TEXT SEGMENT:
## Start

Her first campus visit came early, and lasted a while

By Rebecca Behrens ’11

Nanyamka-Keyane Fleming ’14 is a different kind of legacy student. Yes, her mother attended Hamilton almost 20 years ago, but Fleming did as well. Fleming’s mother had been admitted to Hamilton through HEOP (the Higher Education Opportunity Program) as a high school senior when she discovered she was pregnant. She decided to defer admission a year, then bring her baby with her to Hamilton. Fleming lived in her mother’s residence hall room for the next four years.

Though she was young, Fleming has many memories of her early years at Hamilton. She distinctly remembers the scent of the Howard Diner and the campus map on Martin’s Way, which her mother refused to let her cartwheel over — lest she matriculate at Hamilton and be cursed and prevented from graduating within four years. But Fleming does not remember being exposed to much of the College culture. Other students knew not to drink around her, and her mother sheltered her from “age-inappropriate” elements. She says that her childhood was not much different from anyone else’s, nor her mother’s life much different from a regular student’s.

When it came time for Fleming to apply to college, she had Hamilton in mind, but she was not committed to it. Her mother, who Fleming describes as a “hardcore Hamiltonian,” did not pressure her to attend Hamilton, but in the end, the Hill “just felt right.” Fleming also came to Hamilton through HEOP. She arrived knowing some of the faculty, who still talk about “how cool it was to have a kid on campus.”

Fleming is not precisely tracing her mother’s path. While she plans to major in Africana studies like her mother, she intends to minor in art, while her mother minored in psychology. However, like her mother, she loves her Hamilton experience and foresees herself becoming another “hardcore Hamiltonian.”

## End

WORK INSTRUCTIONS:
Answer these questions using the article about Nanyamka-Keyane Fleming’s years at Hamilton.
1. Through which program was Fleming’s mother admitted to Hamilton?
2. What did Fleming’s mother refuse to let her cartwheel over?
3. What does Fleming intend to minor in?

PROVIDED INFORMATION:
## Start

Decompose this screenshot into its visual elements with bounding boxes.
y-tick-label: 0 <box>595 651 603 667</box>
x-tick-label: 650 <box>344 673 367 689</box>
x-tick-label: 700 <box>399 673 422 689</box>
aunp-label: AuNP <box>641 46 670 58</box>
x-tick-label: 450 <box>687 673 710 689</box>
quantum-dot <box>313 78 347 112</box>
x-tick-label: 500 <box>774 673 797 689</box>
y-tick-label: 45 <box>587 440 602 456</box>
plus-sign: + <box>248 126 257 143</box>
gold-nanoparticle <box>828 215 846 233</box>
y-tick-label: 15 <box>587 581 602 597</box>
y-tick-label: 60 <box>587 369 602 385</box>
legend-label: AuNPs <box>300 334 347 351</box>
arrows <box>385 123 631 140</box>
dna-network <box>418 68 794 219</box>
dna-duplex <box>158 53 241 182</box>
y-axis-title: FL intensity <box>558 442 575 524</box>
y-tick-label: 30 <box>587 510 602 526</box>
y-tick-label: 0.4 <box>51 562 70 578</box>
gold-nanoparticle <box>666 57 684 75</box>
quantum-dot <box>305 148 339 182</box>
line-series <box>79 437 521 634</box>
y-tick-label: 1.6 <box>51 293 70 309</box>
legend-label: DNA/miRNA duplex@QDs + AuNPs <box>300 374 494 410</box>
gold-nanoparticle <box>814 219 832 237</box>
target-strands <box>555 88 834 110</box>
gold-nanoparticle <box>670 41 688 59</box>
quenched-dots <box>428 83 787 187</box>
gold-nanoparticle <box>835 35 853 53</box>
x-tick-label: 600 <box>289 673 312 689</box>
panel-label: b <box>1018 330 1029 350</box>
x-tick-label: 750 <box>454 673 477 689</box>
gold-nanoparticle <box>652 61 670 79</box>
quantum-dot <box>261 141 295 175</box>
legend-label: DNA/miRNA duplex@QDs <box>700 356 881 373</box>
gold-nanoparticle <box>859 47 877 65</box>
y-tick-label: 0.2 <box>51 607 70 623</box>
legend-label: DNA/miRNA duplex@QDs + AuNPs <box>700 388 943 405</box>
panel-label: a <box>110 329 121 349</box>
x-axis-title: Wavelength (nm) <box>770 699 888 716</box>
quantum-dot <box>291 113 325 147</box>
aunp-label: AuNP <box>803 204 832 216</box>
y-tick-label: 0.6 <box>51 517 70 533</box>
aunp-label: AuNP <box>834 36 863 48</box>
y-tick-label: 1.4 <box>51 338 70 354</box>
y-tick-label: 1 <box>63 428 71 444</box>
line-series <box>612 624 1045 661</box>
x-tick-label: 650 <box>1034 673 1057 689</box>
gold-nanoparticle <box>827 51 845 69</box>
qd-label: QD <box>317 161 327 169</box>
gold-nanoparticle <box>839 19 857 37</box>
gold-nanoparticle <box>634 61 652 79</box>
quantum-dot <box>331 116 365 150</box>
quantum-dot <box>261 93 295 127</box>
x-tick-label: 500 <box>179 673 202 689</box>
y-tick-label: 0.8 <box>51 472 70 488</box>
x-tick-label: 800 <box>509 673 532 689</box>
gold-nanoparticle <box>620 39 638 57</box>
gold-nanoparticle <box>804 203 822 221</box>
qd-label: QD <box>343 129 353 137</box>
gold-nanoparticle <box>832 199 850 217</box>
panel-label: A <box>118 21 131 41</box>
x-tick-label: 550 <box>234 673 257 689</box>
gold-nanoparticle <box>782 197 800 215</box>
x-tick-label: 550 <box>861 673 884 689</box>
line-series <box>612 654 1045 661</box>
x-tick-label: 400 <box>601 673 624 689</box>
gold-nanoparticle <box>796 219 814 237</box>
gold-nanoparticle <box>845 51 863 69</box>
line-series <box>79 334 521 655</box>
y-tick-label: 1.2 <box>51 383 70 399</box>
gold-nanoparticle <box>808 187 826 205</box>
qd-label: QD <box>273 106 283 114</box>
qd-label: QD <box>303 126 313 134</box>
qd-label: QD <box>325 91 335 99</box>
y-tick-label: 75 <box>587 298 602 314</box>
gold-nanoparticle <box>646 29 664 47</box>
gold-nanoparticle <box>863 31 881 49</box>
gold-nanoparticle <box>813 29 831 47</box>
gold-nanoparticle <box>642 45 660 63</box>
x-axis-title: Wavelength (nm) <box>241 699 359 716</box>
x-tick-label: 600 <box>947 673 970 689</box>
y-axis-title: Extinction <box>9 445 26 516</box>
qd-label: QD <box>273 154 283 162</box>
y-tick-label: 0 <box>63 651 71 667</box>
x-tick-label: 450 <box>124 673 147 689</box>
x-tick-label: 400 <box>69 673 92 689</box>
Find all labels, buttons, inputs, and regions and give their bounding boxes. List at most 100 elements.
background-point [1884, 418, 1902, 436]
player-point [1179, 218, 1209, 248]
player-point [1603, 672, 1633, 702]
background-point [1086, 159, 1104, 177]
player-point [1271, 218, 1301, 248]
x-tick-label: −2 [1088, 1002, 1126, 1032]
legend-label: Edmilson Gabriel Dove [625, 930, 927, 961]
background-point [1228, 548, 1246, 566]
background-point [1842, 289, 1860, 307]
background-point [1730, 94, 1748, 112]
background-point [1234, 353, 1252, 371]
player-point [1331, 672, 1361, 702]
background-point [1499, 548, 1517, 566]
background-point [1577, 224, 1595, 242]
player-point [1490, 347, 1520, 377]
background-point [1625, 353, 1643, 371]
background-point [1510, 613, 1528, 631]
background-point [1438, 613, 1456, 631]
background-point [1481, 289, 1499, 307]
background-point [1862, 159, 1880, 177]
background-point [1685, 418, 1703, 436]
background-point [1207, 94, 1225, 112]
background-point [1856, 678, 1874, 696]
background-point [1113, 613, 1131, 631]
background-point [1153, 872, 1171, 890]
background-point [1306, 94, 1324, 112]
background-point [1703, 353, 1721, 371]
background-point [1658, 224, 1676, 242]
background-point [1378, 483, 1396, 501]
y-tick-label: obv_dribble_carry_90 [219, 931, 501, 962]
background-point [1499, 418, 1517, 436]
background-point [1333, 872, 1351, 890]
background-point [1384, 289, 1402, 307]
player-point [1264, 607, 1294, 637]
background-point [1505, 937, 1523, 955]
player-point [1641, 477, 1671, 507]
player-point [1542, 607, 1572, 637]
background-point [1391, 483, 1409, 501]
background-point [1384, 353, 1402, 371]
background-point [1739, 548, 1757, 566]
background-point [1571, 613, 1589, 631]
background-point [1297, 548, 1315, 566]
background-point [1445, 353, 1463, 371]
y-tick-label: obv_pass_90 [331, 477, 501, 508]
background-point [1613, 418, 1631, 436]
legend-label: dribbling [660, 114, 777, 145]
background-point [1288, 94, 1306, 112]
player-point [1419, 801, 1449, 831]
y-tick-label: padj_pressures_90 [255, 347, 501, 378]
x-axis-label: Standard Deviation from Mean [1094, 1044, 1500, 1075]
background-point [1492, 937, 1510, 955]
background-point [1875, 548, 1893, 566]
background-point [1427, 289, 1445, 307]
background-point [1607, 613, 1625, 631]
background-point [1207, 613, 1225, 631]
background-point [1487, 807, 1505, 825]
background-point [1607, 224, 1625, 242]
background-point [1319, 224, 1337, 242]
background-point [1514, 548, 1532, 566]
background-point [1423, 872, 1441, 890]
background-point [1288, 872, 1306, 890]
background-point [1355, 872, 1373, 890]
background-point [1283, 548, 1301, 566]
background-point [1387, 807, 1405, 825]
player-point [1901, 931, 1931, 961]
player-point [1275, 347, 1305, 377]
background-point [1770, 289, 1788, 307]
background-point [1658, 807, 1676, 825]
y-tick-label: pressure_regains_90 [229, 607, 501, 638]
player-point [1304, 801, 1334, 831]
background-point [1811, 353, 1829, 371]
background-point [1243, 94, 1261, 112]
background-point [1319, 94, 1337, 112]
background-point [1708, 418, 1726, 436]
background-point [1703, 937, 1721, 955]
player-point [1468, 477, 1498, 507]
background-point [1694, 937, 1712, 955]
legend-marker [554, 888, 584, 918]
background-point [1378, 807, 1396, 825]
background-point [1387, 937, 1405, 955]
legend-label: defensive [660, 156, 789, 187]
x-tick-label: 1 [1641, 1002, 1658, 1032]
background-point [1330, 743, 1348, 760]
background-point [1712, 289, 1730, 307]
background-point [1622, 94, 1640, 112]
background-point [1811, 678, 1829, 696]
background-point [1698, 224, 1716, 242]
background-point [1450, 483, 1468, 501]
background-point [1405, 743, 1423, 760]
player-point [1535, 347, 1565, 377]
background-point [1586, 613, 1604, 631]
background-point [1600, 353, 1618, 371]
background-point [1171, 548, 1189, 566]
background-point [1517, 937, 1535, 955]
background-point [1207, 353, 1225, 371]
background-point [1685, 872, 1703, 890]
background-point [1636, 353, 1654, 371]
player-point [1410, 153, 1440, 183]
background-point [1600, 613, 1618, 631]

## End

OUTPUT FOR THIS TASK:
1. HEOP (the Higher Education Opportunity Program)
2. The campus map on Martin’s Way
3. Art